→ **Data under study**
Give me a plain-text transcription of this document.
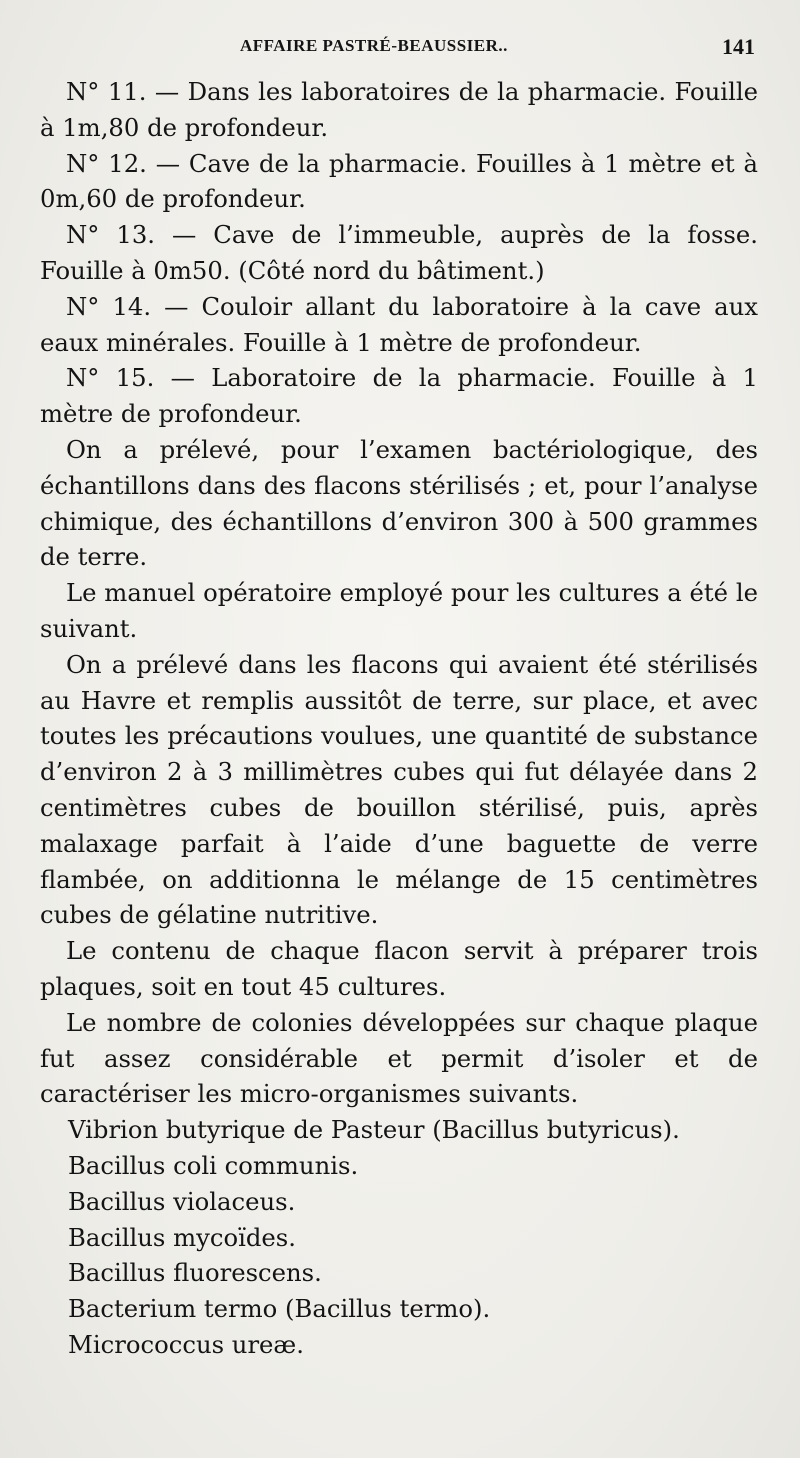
AFFAIRE PASTRÉ-BEAUSSIER..	141

N° 11. — Dans les laboratoires de la pharmacie. Fouille à 1m,80 de profondeur.

N° 12. — Cave de la pharmacie. Fouilles à 1 mètre et à 0m,60 de profondeur.

N° 13. — Cave de l’immeuble, auprès de la fosse. Fouille à 0m50. (Côté nord du bâtiment.)

N° 14. — Couloir allant du laboratoire à la cave aux eaux minérales. Fouille à 1 mètre de profondeur.

N° 15. — Laboratoire de la pharmacie. Fouille à 1 mètre de profondeur.

On a prélevé, pour l’examen bactériologique, des échantillons dans des flacons stérilisés ; et, pour l’analyse chimique, des échantillons d’environ 300 à 500 grammes de terre.

Le manuel opératoire employé pour les cultures a été le suivant.

On a prélevé dans les flacons qui avaient été stérilisés au Havre et remplis aussitôt de terre, sur place, et avec toutes les précautions voulues, une quantité de substance d’environ 2 à 3 millimètres cubes qui fut délayée dans 2 centimètres cubes de bouillon stérilisé, puis, après malaxage parfait à l’aide d’une baguette de verre flambée, on additionna le mélange de 15 centimètres cubes de gélatine nutritive.

Le contenu de chaque flacon servit à préparer trois plaques, soit en tout 45 cultures.

Le nombre de colonies développées sur chaque plaque fut assez considérable et permit d’isoler et de caractériser les micro-organismes suivants.

Vibrion butyrique de Pasteur (Bacillus butyricus).

Bacillus coli communis.

Bacillus violaceus.

Bacillus mycoïdes.

Bacillus fluorescens.

Bacterium termo (Bacillus termo).

Micrococcus ureæ.
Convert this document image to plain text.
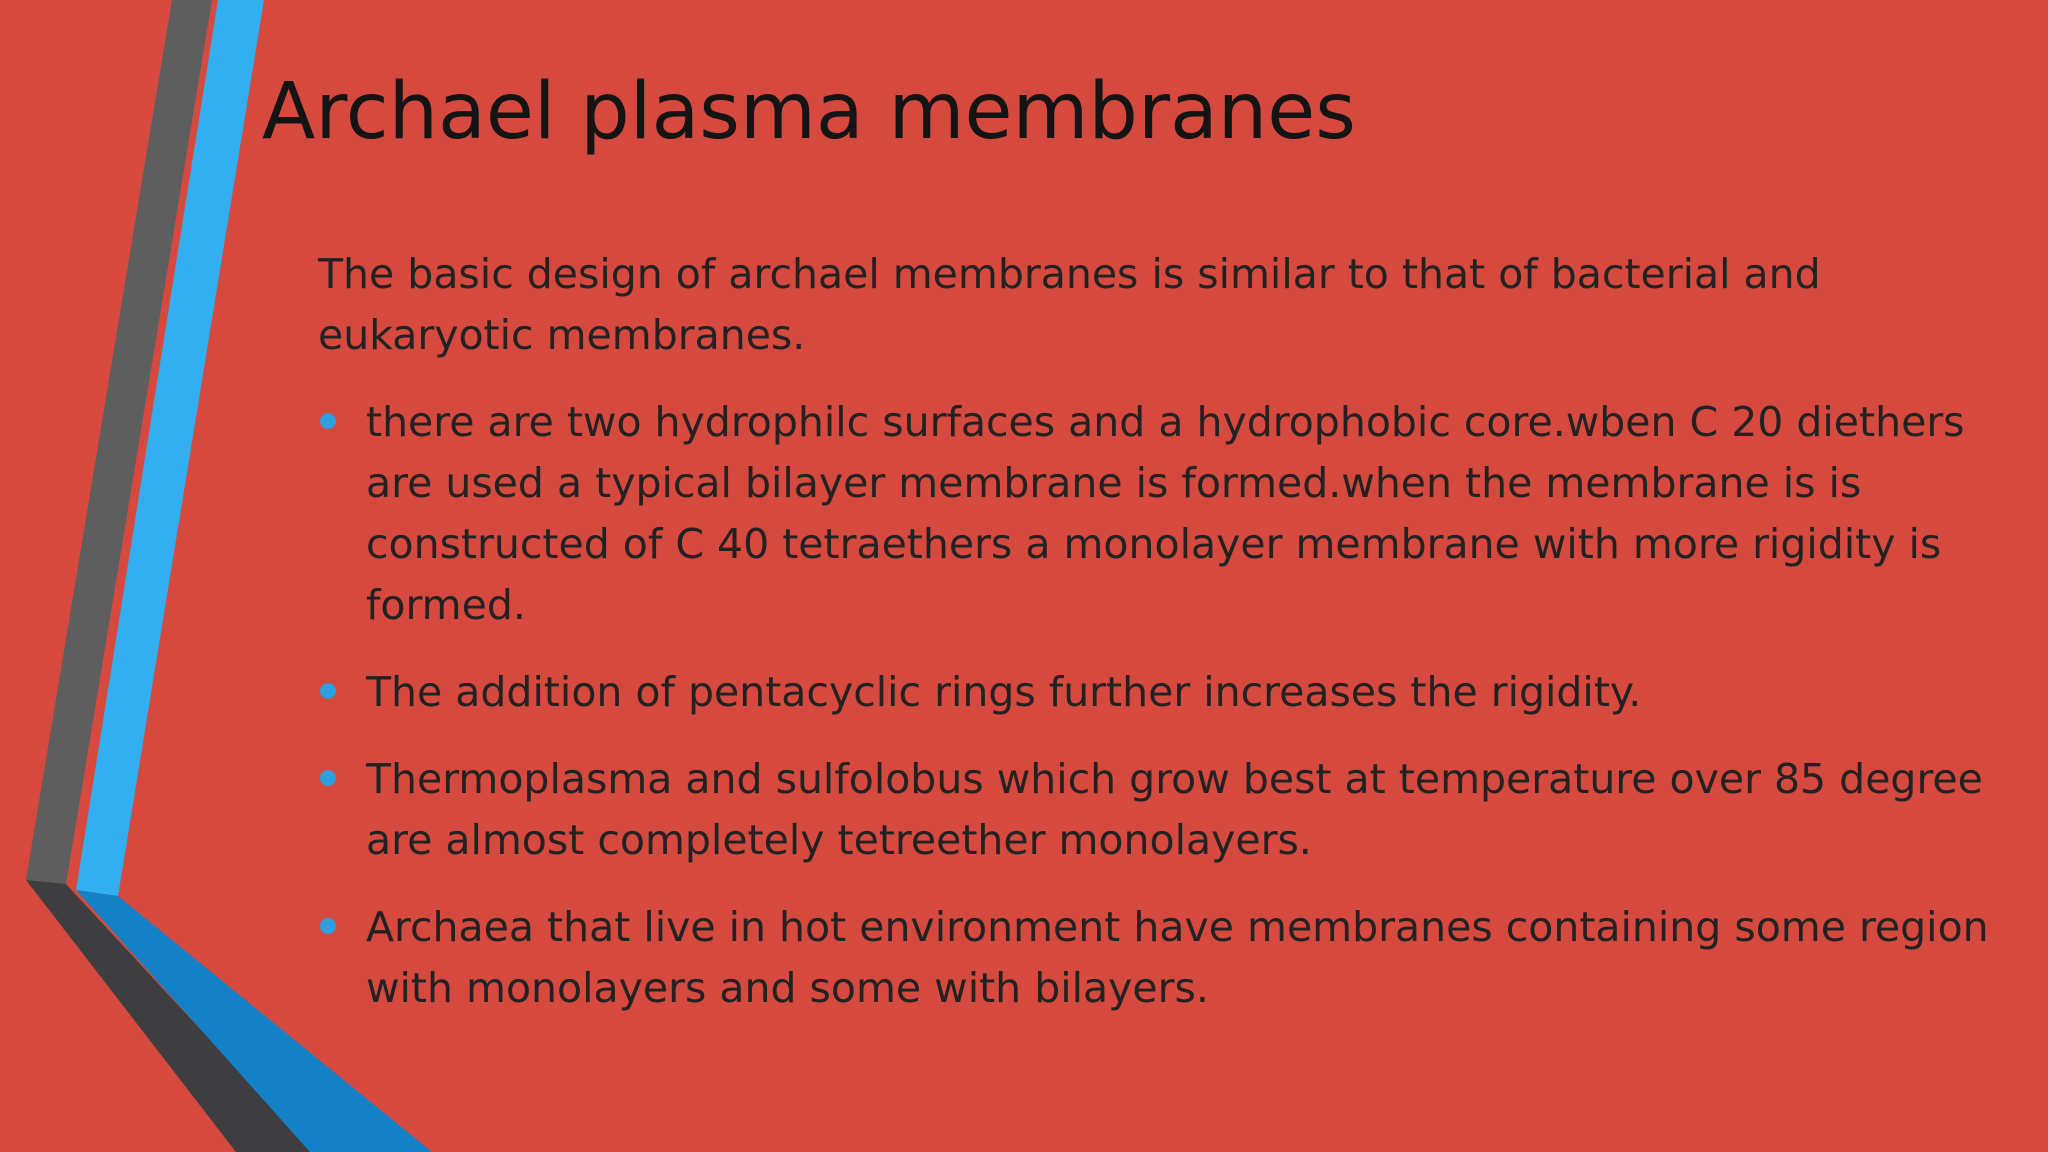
Archael plasma membranes

The basic design of archael membranes is similar to that of bacterial and eukaryotic membranes.

there are two hydrophilc surfaces and a hydrophobic core.wben C 20 diethers are used a typical bilayer membrane is formed.when the membrane is is constructed of C 40 tetraethers a monolayer membrane with more rigidity is formed.
The addition of pentacyclic rings further increases the rigidity.
Thermoplasma and sulfolobus which grow best at temperature over 85 degree are almost completely tetreether monolayers.
Archaea that live in hot environment have membranes containing some region with monolayers and some with bilayers.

→ **Task to carry out**
The lines to return are those in the records above that hold the word "with".

→ **Answer for the task**
there are two hydrophilc surfaces and a hydrophobic core.wben C 20 diethers are used a typical bilayer membrane is formed.when the membrane is is constructed of C 40 tetraethers a monolayer membrane with more rigidity is formed.
Archaea that live in hot environment have membranes containing some region with monolayers and some with bilayers.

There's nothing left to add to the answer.